Problem to solve: Check each line of the records below and collect those holding "الرجال".

— begin Material provided —

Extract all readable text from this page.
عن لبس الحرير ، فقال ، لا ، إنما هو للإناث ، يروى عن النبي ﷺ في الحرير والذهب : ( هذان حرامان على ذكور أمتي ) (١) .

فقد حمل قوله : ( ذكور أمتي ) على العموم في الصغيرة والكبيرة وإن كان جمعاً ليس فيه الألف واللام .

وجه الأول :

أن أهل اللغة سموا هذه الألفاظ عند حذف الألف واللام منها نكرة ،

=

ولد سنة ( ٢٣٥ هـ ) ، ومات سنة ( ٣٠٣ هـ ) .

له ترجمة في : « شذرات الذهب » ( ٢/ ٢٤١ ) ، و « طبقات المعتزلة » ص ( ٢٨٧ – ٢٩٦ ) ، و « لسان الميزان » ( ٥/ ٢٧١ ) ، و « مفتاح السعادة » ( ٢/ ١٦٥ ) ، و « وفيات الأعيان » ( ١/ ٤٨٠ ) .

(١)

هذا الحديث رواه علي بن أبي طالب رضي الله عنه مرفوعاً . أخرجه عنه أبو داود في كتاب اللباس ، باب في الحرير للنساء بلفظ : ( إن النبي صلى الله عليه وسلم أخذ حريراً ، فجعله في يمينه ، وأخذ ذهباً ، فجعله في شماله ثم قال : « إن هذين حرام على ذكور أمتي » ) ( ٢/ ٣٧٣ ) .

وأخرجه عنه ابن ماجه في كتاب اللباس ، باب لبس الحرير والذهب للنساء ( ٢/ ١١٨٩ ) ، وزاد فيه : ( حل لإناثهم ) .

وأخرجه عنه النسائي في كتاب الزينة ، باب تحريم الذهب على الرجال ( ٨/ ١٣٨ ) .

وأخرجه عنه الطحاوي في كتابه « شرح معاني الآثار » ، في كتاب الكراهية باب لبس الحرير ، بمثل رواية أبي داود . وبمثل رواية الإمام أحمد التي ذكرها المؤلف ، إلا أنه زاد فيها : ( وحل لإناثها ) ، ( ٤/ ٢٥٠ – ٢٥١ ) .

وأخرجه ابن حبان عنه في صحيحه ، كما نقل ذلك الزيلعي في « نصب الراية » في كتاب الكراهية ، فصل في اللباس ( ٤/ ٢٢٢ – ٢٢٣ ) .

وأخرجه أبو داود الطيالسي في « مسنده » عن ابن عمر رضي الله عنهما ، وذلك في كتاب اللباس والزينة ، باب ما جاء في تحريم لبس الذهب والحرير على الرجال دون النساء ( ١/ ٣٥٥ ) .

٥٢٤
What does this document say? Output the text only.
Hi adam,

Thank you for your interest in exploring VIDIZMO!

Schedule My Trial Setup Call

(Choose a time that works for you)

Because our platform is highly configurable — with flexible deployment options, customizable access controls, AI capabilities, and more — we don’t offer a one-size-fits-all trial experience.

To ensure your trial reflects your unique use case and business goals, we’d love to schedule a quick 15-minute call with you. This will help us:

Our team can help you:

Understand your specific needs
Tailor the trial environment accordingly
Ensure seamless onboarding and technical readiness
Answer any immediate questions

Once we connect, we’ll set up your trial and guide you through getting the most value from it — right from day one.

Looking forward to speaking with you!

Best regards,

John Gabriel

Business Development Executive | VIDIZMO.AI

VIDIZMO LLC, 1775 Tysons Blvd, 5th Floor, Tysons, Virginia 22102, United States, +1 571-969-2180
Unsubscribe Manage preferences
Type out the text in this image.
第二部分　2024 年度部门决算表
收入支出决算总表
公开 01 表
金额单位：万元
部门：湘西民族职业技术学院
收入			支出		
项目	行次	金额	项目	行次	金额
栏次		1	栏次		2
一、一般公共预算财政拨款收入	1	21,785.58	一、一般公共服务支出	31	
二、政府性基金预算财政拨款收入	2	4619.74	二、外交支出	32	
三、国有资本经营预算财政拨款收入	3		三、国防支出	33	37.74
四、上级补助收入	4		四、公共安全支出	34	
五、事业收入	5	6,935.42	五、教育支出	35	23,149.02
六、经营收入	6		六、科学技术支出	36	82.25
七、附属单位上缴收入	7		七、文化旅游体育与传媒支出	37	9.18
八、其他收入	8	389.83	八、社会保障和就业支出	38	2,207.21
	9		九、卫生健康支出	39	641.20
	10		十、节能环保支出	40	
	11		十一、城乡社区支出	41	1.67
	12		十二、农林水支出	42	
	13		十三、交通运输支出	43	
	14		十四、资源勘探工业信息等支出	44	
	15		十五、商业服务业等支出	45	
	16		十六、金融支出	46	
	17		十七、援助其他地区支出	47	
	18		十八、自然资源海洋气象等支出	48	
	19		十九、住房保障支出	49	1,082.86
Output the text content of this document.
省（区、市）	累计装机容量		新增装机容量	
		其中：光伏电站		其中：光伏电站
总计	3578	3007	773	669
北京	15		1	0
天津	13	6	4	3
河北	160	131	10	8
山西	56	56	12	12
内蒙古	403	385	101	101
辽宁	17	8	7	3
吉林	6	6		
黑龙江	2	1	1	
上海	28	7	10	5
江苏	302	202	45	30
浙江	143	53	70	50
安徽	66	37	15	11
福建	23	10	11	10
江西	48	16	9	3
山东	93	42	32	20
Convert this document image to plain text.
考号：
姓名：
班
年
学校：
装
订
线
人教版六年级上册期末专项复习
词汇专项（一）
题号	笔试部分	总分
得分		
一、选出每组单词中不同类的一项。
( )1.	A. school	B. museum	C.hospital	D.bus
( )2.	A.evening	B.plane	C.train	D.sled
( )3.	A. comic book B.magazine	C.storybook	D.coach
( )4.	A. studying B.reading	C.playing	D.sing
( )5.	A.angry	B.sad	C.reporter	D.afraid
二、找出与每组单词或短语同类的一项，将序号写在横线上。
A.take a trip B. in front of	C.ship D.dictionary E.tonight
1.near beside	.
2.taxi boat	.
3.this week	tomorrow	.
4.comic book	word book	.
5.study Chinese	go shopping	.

— end Material provided —

Complete answer:
وأخرجه عنه النسائي في كتاب الزينة ، باب تحريم الذهب على الرجال ( ٨/ ١٣٨ ) .
وأخرجه أبو داود الطيالسي في « مسنده » عن ابن عمر رضي الله عنهما ، وذلك في كتاب اللباس والزينة ، باب ما جاء في تحريم لبس الذهب والحرير على الرجال دون النساء ( ١/ ٣٥٥ ) .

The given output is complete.